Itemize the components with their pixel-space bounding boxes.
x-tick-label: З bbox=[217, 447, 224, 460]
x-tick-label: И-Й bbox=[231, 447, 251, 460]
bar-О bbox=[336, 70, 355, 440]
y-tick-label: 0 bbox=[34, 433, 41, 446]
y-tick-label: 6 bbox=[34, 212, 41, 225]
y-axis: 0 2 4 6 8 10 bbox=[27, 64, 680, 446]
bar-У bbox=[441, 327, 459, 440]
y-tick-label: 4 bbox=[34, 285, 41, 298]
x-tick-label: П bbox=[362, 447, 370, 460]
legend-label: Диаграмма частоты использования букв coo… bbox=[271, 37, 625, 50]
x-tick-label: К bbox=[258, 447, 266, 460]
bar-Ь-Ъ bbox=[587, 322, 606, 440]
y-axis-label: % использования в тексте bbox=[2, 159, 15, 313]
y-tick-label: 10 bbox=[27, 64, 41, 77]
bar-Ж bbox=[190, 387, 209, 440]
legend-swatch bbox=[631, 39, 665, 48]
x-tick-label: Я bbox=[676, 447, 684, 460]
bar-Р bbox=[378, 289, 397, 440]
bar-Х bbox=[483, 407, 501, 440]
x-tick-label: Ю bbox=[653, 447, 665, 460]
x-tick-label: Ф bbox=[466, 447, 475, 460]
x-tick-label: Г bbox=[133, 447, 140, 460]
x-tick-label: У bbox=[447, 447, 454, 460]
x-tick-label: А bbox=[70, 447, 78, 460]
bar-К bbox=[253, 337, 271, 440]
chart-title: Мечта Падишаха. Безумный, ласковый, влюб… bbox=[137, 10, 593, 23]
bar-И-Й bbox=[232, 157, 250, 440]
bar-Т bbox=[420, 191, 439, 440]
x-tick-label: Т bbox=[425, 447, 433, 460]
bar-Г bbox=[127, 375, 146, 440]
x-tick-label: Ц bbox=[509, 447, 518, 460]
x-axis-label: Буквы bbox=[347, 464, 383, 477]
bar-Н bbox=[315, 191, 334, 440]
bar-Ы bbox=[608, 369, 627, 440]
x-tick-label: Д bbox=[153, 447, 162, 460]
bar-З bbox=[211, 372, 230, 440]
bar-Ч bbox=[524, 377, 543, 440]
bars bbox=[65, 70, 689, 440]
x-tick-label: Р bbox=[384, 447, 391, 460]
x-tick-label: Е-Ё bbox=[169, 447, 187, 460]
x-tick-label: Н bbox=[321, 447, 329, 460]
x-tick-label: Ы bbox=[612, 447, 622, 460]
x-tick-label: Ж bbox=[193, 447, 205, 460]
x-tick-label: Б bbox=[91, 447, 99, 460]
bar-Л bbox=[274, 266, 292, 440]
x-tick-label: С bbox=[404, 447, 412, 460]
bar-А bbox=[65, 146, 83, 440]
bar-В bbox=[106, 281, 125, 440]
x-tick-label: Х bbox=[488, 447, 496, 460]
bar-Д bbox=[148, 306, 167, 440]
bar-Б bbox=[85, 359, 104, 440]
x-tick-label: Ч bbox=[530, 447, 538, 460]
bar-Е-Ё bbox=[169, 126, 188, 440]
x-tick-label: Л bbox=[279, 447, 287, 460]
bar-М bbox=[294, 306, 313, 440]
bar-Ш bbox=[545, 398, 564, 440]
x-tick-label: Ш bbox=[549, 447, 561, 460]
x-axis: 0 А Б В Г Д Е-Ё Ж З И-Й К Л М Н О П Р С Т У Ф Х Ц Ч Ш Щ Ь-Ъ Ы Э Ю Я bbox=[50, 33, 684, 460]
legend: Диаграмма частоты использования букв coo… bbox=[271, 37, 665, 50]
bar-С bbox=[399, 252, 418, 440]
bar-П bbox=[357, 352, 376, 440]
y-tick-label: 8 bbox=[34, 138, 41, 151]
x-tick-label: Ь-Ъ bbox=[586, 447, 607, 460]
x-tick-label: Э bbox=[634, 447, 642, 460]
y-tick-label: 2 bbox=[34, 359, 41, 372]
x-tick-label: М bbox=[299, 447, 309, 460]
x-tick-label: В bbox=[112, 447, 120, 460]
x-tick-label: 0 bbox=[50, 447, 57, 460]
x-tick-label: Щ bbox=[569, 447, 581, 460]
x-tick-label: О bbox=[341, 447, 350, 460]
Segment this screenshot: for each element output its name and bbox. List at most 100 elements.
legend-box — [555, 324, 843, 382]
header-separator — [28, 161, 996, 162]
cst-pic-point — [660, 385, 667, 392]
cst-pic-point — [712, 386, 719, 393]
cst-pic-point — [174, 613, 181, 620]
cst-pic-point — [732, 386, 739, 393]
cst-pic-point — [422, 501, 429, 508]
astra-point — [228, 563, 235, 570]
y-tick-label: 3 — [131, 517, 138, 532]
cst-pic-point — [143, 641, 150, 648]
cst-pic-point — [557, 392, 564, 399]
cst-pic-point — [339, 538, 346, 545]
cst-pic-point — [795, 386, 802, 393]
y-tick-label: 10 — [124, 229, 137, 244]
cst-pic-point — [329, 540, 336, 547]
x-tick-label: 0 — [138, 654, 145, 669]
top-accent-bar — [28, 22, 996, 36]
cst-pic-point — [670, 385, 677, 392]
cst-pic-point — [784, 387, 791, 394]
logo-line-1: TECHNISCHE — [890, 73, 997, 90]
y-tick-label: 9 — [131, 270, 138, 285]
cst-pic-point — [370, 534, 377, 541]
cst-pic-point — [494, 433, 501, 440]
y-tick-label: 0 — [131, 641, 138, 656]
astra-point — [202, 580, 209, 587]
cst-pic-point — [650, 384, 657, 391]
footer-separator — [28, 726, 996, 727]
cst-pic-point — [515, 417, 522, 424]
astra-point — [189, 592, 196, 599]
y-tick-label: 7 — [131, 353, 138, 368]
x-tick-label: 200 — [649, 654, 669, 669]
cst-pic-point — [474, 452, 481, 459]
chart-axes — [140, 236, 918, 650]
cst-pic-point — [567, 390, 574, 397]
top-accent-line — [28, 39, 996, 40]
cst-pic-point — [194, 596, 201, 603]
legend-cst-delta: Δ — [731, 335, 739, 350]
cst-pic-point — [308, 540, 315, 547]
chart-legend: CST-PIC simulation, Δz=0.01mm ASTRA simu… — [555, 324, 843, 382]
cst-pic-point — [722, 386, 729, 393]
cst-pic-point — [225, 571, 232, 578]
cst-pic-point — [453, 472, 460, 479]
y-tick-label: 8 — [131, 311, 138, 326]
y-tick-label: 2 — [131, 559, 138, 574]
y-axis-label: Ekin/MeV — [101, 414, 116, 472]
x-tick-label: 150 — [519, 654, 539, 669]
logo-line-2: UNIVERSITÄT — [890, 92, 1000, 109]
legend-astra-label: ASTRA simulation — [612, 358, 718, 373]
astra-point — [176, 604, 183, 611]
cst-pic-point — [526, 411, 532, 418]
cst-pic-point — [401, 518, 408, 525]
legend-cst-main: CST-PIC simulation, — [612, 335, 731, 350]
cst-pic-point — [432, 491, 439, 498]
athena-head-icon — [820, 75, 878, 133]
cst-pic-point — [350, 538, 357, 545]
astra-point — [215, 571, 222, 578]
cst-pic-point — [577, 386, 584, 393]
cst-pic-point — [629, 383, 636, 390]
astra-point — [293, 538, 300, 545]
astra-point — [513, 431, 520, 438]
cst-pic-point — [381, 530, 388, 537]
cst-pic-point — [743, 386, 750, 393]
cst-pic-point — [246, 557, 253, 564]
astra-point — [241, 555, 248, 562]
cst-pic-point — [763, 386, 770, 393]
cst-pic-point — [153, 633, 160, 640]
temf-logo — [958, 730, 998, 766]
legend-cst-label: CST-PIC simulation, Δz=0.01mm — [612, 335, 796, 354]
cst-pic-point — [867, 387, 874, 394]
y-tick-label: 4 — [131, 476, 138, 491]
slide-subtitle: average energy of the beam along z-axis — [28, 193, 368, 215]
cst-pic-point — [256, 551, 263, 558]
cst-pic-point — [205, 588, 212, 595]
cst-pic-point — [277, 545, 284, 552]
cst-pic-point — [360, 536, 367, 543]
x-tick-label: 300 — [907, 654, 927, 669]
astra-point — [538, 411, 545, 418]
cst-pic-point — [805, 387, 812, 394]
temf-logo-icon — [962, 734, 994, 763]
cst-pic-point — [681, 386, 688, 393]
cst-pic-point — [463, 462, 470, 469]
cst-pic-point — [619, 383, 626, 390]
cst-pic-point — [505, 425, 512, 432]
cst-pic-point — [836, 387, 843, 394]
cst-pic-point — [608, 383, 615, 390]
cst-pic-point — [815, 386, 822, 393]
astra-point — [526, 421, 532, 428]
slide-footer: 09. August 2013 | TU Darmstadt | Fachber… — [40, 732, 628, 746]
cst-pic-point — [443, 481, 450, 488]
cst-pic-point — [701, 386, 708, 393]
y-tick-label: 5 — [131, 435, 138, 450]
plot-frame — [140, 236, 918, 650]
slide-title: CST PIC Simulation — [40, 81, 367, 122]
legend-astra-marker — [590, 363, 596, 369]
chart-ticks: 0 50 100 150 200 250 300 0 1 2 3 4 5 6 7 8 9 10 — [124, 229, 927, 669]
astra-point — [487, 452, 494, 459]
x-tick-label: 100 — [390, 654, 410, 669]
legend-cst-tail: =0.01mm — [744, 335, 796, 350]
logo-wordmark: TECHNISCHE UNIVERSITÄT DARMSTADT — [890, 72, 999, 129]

## Instructions for the task
Can you reproduce everything from the start of the entries down to the line containing "x-tick-label: Д bbox=[153, 447, 162, 460]", replacing "legend-swatch" with "legend-marker" and leaving the rest unchanged?

## Solution to this task
Itemize the components with their pixel-space bounding boxes.
x-tick-label: З bbox=[217, 447, 224, 460]
x-tick-label: И-Й bbox=[231, 447, 251, 460]
bar-О bbox=[336, 70, 355, 440]
y-tick-label: 0 bbox=[34, 433, 41, 446]
y-tick-label: 6 bbox=[34, 212, 41, 225]
y-axis: 0 2 4 6 8 10 bbox=[27, 64, 680, 446]
bar-У bbox=[441, 327, 459, 440]
y-tick-label: 4 bbox=[34, 285, 41, 298]
x-tick-label: П bbox=[362, 447, 370, 460]
legend-label: Диаграмма частоты использования букв coo… bbox=[271, 37, 625, 50]
x-tick-label: К bbox=[258, 447, 266, 460]
bar-Ь-Ъ bbox=[587, 322, 606, 440]
y-axis-label: % использования в тексте bbox=[2, 159, 15, 313]
y-tick-label: 10 bbox=[27, 64, 41, 77]
bar-Ж bbox=[190, 387, 209, 440]
legend-marker bbox=[631, 39, 665, 48]
x-tick-label: Я bbox=[676, 447, 684, 460]
bar-Р bbox=[378, 289, 397, 440]
bar-Х bbox=[483, 407, 501, 440]
x-tick-label: Ю bbox=[653, 447, 665, 460]
x-tick-label: Ф bbox=[466, 447, 475, 460]
x-tick-label: Г bbox=[133, 447, 140, 460]
x-tick-label: У bbox=[447, 447, 454, 460]
x-tick-label: А bbox=[70, 447, 78, 460]
bar-К bbox=[253, 337, 271, 440]
chart-title: Мечта Падишаха. Безумный, ласковый, влюб… bbox=[137, 10, 593, 23]
bar-И-Й bbox=[232, 157, 250, 440]
bar-Т bbox=[420, 191, 439, 440]
x-tick-label: Т bbox=[425, 447, 433, 460]
bar-Г bbox=[127, 375, 146, 440]
x-tick-label: Ц bbox=[509, 447, 518, 460]
x-axis-label: Буквы bbox=[347, 464, 383, 477]
bar-Н bbox=[315, 191, 334, 440]
bar-Ы bbox=[608, 369, 627, 440]
x-tick-label: Д bbox=[153, 447, 162, 460]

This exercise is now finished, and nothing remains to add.